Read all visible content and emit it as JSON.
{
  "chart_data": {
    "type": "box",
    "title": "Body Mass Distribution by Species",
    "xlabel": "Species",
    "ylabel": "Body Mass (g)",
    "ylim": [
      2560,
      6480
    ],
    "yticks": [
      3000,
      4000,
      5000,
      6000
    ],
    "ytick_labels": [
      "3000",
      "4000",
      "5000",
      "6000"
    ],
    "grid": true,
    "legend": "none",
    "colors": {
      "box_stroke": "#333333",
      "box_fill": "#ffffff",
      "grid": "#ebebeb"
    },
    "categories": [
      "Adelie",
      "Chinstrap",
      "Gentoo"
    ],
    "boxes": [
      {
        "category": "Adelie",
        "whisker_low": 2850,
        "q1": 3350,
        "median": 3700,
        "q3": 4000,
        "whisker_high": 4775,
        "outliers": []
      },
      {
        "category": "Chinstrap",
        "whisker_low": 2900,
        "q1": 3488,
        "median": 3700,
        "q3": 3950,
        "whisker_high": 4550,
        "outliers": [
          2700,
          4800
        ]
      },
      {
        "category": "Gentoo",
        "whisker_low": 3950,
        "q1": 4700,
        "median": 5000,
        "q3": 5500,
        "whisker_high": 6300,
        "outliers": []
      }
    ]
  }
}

Your objective:
Say how many lines in this listing hold the string "Body", giving the count and nothing more.

Output of the task:
2